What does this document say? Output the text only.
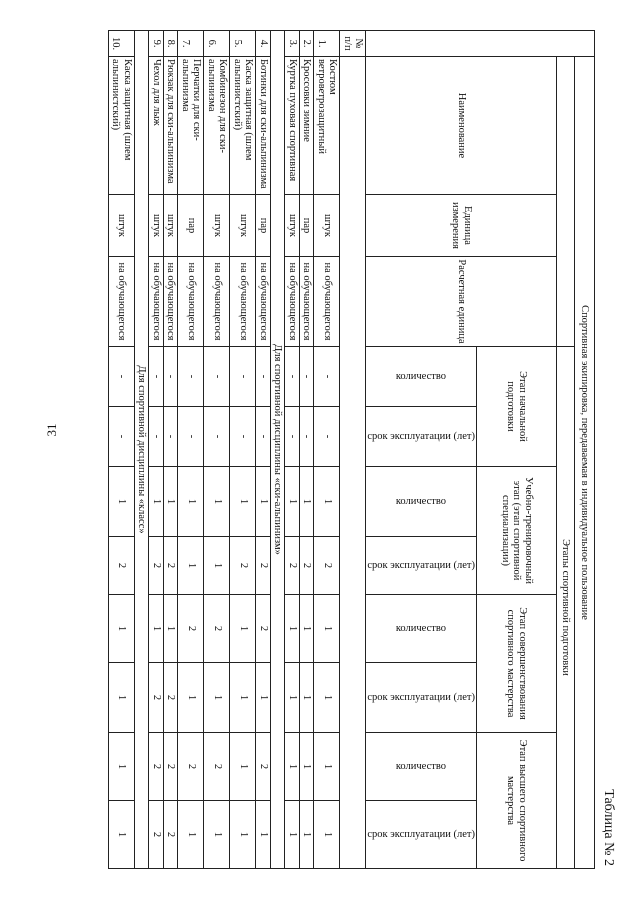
31
Таблица № 2
	Спортивная экипировка, передаваемая в индивидуальное пользование										
				Этапы спортивной подготовки							
	Наименование	Единица измерения	Расчетная единица	Этап начальной подготовки		Учебно-тренировочный этап (этап спортивной специализации)		Этап совершенствования спортивного мастерства		Этап высшего спортивного мастерства	

				количество	срок эксплуатации (лет)	количество	срок эксплуатации (лет)	количество	срок эксплуатации (лет)	количество	срок эксплуатации (лет)

№ п/п											
1.	Костюм ветроветрозащитный	штук	на обучающегося	-	-	1	2	1	1	1	1
2.	Кроссовки зимние	пар	на обучающегося	-	-	1	2	1	1	1	1
3.	Куртка пуховая спортивная	штук	на обучающегося	-	-	1	2	1	1	1	1
Для спортивной дисциплины «ски-альпинизм»											
4.	Ботинки для ски-альпинизма	пар	на обучающегося	-	-	1	2	2	1	2	1
5.	Каска защитная (шлем альпинистский)	штук	на обучающегося	-	-	1	2	1	1	1	1
6.	Комбинезон для ски-альпинизма	штук	на обучающегося	-	-	1	1	2	1	2	1
7.	Перчатки для ски-альпинизма	пар	на обучающегося	-	-	1	1	2	1	2	1
8.	Рюкзак для ски-альпинизма	штук	на обучающегося	-	-	1	2	1	2	2	2
9.	Чехол для лыж	штук	на обучающегося	-	-	1	2	1	2	2	2
Для спортивной дисциплины «класс»											
10.	Каска защитная (шлем альпинистский)	штук	на обучающегося	-	-	1	2	1	1	1	1
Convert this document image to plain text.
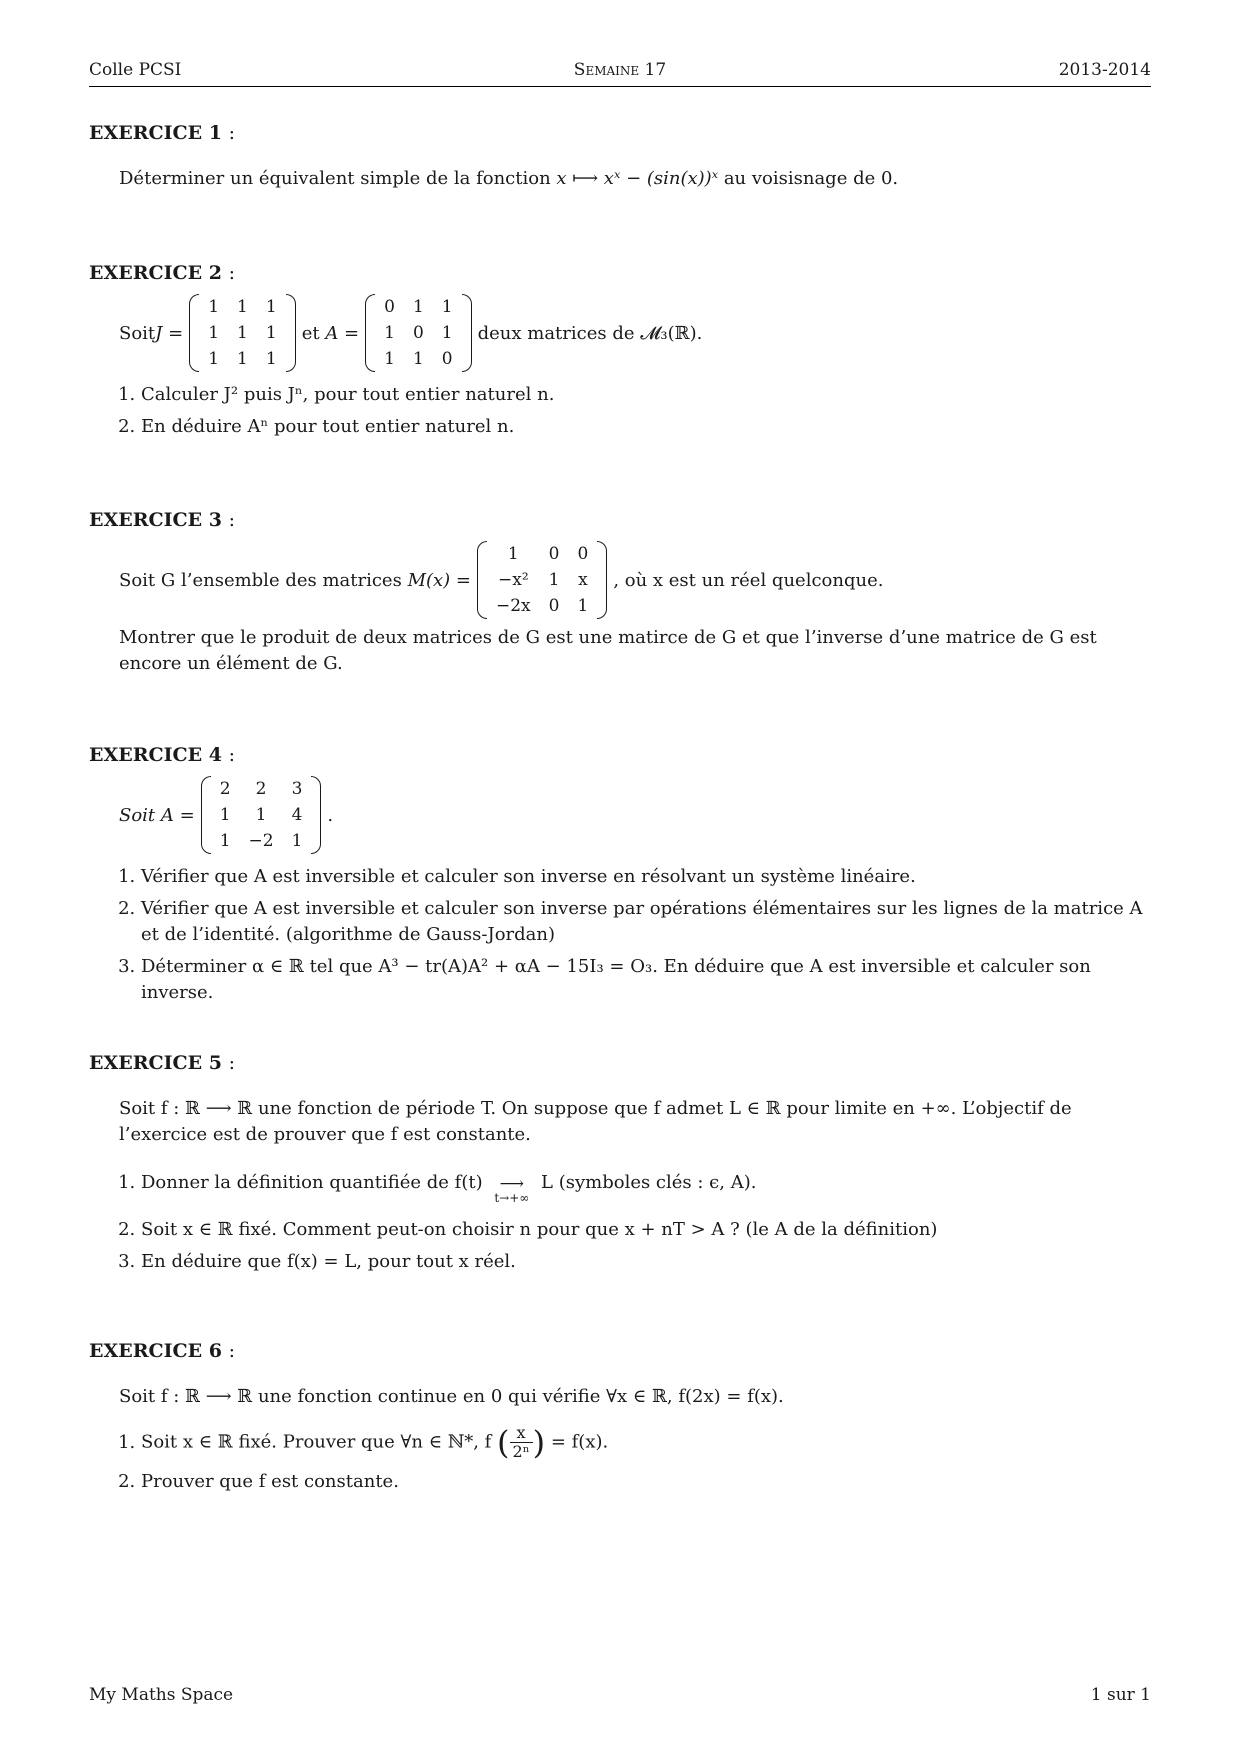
Colle PCSI	Semaine 17	2013-2014
EXERCICE 1 :
Déterminer un équivalent simple de la fonction x ⟼ xˣ − (sin(x))ˣ au voisisnage de 0.
EXERCICE 2 :
Soit J =
1	1	1
1	1	1
1	1	1
et
A =
0	1	1
1	0	1
1	1	0
deux matrices de 𝓜₃(ℝ).
1. Calculer J² puis Jⁿ, pour tout entier naturel n.
2. En déduire Aⁿ pour tout entier naturel n.
EXERCICE 3 :
Soit G l’ensemble des matrices
M(x) =
1	0	0
−x²	1	x
−2x	0	1
, où x est un réel quelconque.
Montrer que le produit de deux matrices de G est une matirce de G et que l’inverse d’une matrice de G est encore un élément de G.
EXERCICE 4 :
Soit A =
2	2	3
1	1	4
1	−2	1
.
1. Vérifier que A est inversible et calculer son inverse en résolvant un système linéaire.
2. Vérifier que A est inversible et calculer son inverse par opérations élémentaires sur les lignes de la matrice A et de l’identité. (algorithme de Gauss-Jordan)
3. Déterminer α ∈ ℝ tel que A³ − tr(A)A² + αA − 15I₃ = O₃. En déduire que A est inversible et calculer son inverse.
EXERCICE 5 :
Soit f : ℝ ⟶ ℝ une fonction de période T. On suppose que f admet L ∈ ℝ pour limite en +∞. L’objectif de l’exercice est de prouver que f est constante.
1. Donner la définition quantifiée de f(t)	⟶
t→+∞
L (symboles clés : ϵ, A).
2. Soit x ∈ ℝ fixé. Comment peut-on choisir n pour que x + nT > A ? (le A de la définition)
3. En déduire que f(x) = L, pour tout x réel.
EXERCICE 6 :
Soit f : ℝ ⟶ ℝ une fonction continue en 0 qui vérifie ∀x ∈ ℝ, f(2x) = f(x).
1. Soit x ∈ ℝ fixé. Prouver que ∀n ∈ ℕ*, f ( $\frac{x}{\text{2ⁿ}}$ ) = f(x).
2. Prouver que f est constante.
My Maths Space	1 sur 1
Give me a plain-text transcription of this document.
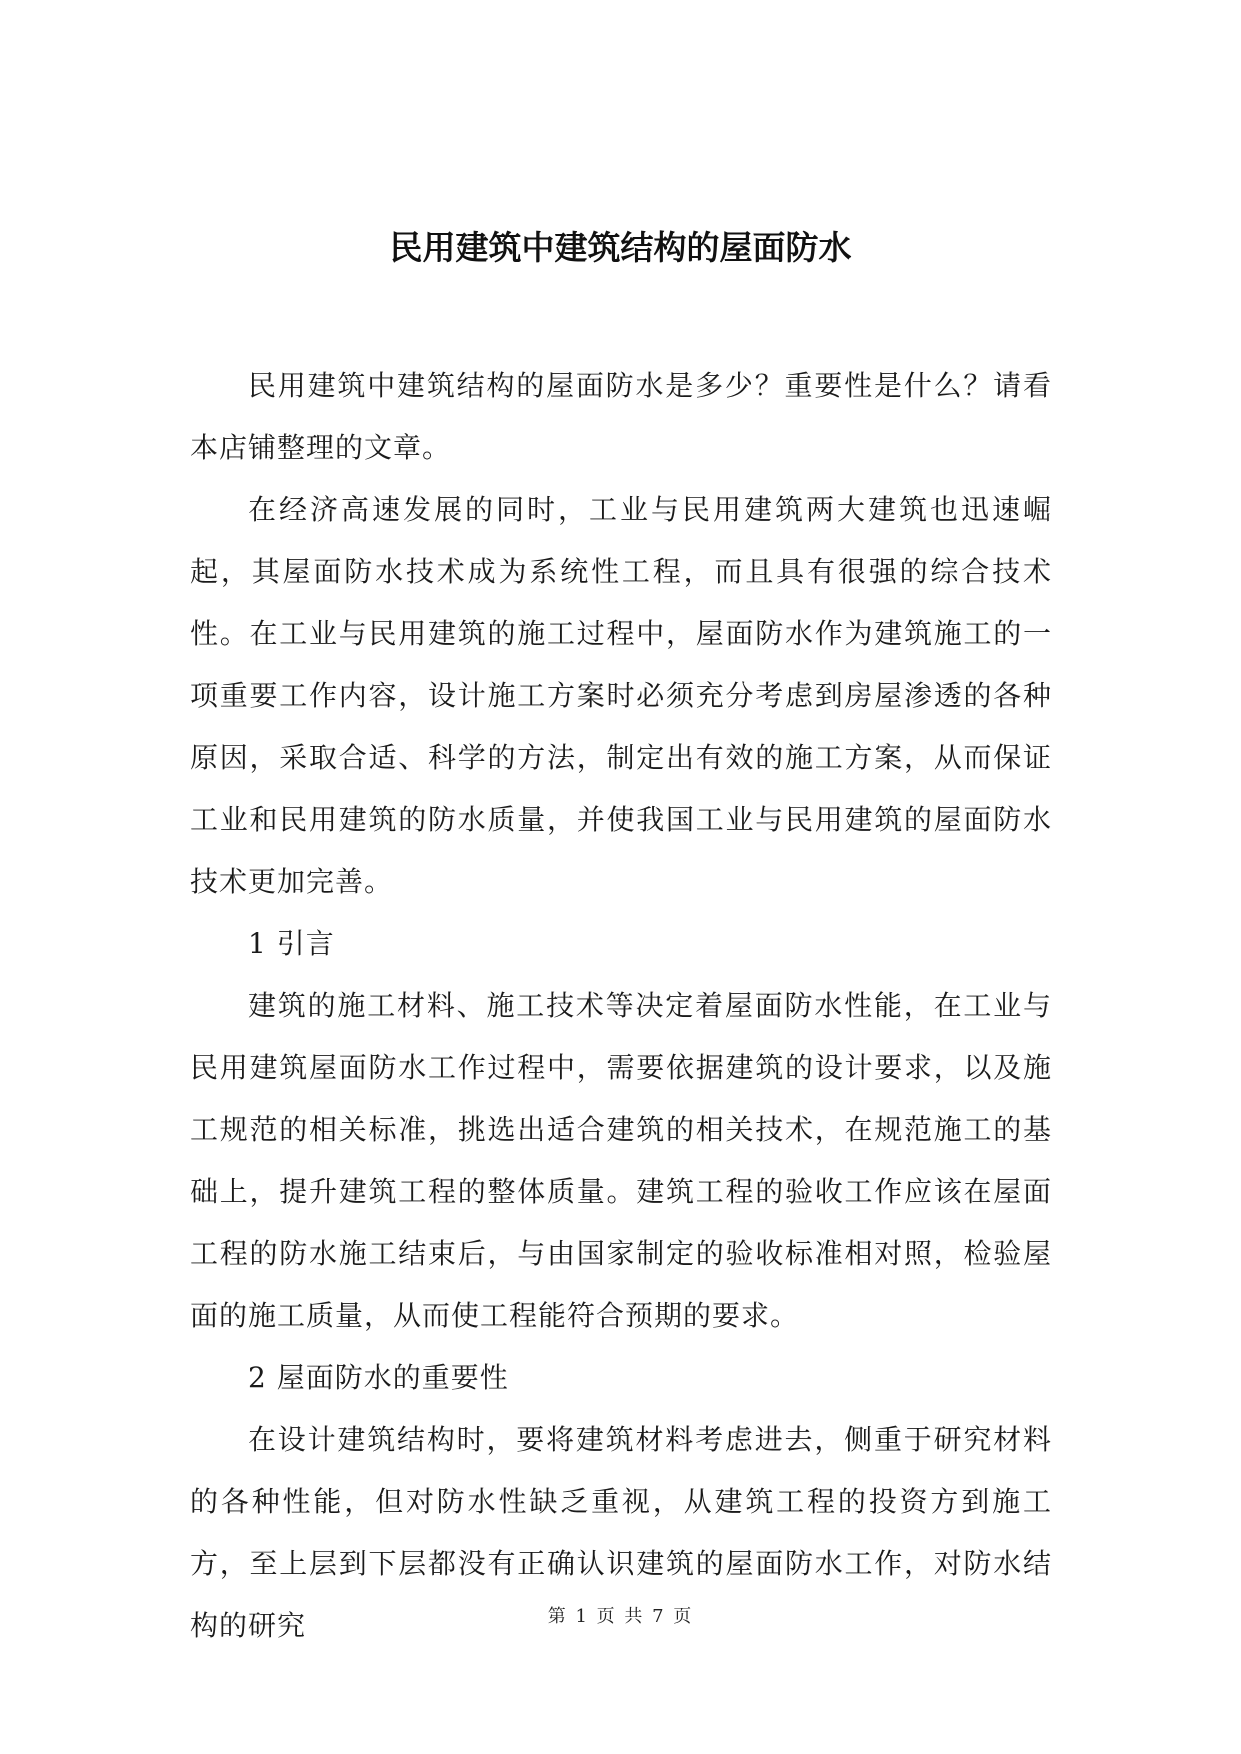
民用建筑中建筑结构的屋面防水

民用建筑中建筑结构的屋面防水是多少？重要性是什么？请看本店铺整理的文章。

在经济高速发展的同时，工业与民用建筑两大建筑也迅速崛起，其屋面防水技术成为系统性工程，而且具有很强的综合技术性。在工业与民用建筑的施工过程中，屋面防水作为建筑施工的一项重要工作内容，设计施工方案时必须充分考虑到房屋渗透的各种原因，采取合适、科学的方法，制定出有效的施工方案，从而保证工业和民用建筑的防水质量，并使我国工业与民用建筑的屋面防水技术更加完善。

1 引言

建筑的施工材料、施工技术等决定着屋面防水性能，在工业与民用建筑屋面防水工作过程中，需要依据建筑的设计要求，以及施工规范的相关标准，挑选出适合建筑的相关技术，在规范施工的基础上，提升建筑工程的整体质量。建筑工程的验收工作应该在屋面工程的防水施工结束后，与由国家制定的验收标准相对照，检验屋面的施工质量，从而使工程能符合预期的要求。

2 屋面防水的重要性

在设计建筑结构时，要将建筑材料考虑进去，侧重于研究材料的各种性能，但对防水性缺乏重视，从建筑工程的投资方到施工方，至上层到下层都没有正确认识建筑的屋面防水工作，对防水结构的研究	第 1 页 共 7 页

◇ ◇ ◇ ◇ ◇ ◇ ◇

*Given request*: Count how many lines above include the word "déduire" and answer with that figure only.

*Solution for this problem*: 3